Raw records:
--- START ---
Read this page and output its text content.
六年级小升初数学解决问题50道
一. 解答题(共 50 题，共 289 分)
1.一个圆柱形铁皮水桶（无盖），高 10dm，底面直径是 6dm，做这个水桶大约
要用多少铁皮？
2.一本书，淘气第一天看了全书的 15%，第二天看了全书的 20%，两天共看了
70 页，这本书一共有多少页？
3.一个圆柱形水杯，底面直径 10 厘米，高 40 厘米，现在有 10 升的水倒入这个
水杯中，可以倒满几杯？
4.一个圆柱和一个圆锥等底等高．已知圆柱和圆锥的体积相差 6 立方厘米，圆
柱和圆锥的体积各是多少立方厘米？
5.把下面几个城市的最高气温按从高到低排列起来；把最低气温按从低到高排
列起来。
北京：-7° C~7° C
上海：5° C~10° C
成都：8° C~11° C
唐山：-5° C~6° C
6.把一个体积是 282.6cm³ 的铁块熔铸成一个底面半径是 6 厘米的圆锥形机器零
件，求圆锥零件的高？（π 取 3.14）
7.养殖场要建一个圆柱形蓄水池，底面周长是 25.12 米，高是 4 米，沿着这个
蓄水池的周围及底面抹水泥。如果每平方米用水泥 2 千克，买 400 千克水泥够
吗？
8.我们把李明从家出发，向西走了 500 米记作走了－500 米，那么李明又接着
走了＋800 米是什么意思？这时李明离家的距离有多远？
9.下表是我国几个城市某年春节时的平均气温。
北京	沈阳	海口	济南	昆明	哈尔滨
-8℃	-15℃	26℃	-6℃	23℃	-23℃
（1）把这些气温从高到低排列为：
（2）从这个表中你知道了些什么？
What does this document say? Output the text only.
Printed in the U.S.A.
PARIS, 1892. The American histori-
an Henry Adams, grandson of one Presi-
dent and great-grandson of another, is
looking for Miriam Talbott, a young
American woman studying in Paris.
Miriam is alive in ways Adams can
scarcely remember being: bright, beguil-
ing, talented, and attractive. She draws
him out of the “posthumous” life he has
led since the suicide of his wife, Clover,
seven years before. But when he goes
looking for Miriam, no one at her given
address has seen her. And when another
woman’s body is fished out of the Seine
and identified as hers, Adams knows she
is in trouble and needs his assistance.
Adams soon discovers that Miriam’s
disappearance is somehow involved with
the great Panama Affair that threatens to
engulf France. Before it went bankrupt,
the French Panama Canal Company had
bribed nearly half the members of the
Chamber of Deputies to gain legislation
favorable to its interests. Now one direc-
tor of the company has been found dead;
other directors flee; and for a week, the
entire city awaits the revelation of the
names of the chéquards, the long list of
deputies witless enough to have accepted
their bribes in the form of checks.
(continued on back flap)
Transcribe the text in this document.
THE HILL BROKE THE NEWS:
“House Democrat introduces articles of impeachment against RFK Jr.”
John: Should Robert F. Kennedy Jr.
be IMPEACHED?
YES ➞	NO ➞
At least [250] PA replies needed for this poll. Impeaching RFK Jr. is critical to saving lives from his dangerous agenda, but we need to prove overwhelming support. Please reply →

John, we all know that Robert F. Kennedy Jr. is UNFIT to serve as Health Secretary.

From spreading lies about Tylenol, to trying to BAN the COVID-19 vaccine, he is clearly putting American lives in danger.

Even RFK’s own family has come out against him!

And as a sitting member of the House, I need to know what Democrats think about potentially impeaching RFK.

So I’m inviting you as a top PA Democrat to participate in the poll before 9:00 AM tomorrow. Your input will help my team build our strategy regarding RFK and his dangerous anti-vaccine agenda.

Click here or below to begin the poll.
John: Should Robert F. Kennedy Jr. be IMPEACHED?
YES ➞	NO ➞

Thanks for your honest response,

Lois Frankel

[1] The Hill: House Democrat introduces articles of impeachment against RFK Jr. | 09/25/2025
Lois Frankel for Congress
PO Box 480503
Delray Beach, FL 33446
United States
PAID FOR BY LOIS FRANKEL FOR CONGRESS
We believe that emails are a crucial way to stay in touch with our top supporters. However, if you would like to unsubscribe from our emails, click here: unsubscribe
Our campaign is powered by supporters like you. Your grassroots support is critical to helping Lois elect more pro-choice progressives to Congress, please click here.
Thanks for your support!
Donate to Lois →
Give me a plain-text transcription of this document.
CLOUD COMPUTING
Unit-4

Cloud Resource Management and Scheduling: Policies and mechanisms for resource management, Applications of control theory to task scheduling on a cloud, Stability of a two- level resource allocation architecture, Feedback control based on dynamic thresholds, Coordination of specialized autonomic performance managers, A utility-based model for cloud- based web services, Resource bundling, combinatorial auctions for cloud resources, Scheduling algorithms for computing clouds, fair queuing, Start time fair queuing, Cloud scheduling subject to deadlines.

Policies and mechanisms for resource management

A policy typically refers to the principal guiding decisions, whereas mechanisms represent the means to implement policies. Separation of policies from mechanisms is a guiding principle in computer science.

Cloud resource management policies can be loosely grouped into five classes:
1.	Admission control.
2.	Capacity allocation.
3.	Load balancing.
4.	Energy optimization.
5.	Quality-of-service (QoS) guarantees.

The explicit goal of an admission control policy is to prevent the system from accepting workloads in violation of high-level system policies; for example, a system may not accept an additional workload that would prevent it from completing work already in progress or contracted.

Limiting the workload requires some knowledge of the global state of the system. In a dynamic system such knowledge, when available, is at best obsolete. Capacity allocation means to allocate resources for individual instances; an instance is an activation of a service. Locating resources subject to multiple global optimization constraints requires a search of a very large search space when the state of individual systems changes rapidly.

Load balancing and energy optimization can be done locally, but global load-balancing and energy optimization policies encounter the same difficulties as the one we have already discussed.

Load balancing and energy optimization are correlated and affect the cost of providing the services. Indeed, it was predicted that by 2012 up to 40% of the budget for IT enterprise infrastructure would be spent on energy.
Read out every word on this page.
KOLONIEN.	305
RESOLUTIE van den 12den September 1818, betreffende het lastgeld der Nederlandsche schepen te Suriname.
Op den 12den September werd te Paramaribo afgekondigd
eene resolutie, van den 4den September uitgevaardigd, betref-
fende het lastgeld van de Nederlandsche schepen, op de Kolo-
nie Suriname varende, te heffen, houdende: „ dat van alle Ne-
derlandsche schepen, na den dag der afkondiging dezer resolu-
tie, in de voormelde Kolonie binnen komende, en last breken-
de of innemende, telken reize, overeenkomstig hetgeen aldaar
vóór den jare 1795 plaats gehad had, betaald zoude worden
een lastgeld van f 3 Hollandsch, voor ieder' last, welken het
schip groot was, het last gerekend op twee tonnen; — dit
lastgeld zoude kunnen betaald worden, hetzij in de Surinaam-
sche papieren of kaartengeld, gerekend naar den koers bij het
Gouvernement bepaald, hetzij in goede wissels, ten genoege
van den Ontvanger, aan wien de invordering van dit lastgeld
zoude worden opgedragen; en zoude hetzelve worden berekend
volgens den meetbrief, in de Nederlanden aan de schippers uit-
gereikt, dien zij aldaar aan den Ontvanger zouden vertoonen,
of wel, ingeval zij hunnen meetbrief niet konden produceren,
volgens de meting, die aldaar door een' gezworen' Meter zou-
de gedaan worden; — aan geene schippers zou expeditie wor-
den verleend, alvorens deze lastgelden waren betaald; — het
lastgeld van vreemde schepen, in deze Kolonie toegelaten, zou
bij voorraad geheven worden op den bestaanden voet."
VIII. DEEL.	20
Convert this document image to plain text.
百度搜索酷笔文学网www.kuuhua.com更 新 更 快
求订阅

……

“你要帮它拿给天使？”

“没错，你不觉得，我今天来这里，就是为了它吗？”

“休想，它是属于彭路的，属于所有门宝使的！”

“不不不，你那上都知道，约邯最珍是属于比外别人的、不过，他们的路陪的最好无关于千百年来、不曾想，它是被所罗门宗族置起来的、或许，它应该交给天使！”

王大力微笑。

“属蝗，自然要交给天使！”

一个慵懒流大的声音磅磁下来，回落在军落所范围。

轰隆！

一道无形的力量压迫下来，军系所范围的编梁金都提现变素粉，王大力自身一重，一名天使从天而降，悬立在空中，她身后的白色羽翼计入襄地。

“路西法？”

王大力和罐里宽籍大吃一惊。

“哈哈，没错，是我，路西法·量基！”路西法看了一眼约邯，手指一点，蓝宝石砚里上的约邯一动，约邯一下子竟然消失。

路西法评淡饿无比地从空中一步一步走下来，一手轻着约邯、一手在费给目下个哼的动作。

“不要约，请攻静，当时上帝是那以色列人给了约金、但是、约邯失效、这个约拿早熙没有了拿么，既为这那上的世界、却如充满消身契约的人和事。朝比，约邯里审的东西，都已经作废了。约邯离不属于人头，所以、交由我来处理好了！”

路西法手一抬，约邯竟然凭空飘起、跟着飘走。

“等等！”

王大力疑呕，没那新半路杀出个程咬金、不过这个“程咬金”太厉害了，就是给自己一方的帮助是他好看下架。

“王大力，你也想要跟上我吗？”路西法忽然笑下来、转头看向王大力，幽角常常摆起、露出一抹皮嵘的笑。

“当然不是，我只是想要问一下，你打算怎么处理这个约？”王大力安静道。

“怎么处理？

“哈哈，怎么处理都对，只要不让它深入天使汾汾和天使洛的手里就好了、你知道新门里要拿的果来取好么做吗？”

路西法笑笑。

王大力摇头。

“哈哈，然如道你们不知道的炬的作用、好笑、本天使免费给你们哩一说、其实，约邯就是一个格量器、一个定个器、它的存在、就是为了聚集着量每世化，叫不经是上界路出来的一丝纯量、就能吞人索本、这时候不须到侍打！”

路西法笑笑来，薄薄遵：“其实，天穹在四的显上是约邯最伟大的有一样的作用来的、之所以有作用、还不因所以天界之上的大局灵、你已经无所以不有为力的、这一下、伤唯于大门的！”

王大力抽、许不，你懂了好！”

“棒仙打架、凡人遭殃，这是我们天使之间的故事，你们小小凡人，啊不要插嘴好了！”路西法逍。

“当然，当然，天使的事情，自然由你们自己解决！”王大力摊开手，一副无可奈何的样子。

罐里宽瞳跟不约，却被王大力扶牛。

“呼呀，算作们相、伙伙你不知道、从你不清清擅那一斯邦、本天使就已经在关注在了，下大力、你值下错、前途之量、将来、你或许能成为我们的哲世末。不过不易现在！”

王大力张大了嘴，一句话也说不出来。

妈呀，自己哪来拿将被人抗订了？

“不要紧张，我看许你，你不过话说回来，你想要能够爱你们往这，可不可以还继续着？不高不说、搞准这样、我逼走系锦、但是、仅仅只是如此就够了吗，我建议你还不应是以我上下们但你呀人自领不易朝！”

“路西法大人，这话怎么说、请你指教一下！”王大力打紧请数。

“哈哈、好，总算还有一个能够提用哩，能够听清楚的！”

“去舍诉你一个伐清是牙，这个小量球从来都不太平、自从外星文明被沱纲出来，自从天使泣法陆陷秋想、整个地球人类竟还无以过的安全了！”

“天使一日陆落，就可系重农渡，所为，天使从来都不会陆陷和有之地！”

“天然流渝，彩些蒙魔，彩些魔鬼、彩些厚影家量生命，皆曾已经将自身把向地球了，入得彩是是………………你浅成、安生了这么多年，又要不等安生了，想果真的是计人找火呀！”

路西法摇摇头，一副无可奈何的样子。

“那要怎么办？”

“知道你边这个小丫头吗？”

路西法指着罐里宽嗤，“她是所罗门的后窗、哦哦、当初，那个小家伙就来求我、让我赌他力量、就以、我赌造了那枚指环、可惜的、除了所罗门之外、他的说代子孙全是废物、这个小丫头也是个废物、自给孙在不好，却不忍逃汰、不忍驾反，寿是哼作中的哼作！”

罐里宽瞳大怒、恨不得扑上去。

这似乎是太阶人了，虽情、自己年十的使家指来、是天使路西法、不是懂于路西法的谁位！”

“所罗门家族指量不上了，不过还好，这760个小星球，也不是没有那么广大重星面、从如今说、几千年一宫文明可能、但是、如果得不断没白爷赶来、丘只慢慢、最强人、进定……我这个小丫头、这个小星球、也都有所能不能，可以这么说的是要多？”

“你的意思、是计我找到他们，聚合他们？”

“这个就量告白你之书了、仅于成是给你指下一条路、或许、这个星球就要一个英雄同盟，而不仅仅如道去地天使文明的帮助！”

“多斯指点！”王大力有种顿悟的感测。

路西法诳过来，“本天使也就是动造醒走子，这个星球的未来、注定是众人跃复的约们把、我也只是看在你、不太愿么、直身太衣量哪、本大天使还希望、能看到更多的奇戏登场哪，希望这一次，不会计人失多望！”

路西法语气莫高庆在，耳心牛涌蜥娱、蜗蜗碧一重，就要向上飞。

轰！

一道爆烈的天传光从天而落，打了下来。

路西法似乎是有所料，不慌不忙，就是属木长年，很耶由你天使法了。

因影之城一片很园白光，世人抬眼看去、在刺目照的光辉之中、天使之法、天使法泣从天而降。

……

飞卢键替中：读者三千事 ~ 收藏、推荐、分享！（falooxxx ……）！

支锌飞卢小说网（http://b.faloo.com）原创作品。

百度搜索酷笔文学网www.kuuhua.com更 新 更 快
--- END ---
● **Instructions for the task**: Check each line above for the string "American" and show the ones that have it.

● **Correct answer**:
PARIS, 1892. The American histori-
American woman studying in Paris.
From spreading lies about Tylenol, to trying to BAN the COVID-19 vaccine, he is clearly putting American lives in danger.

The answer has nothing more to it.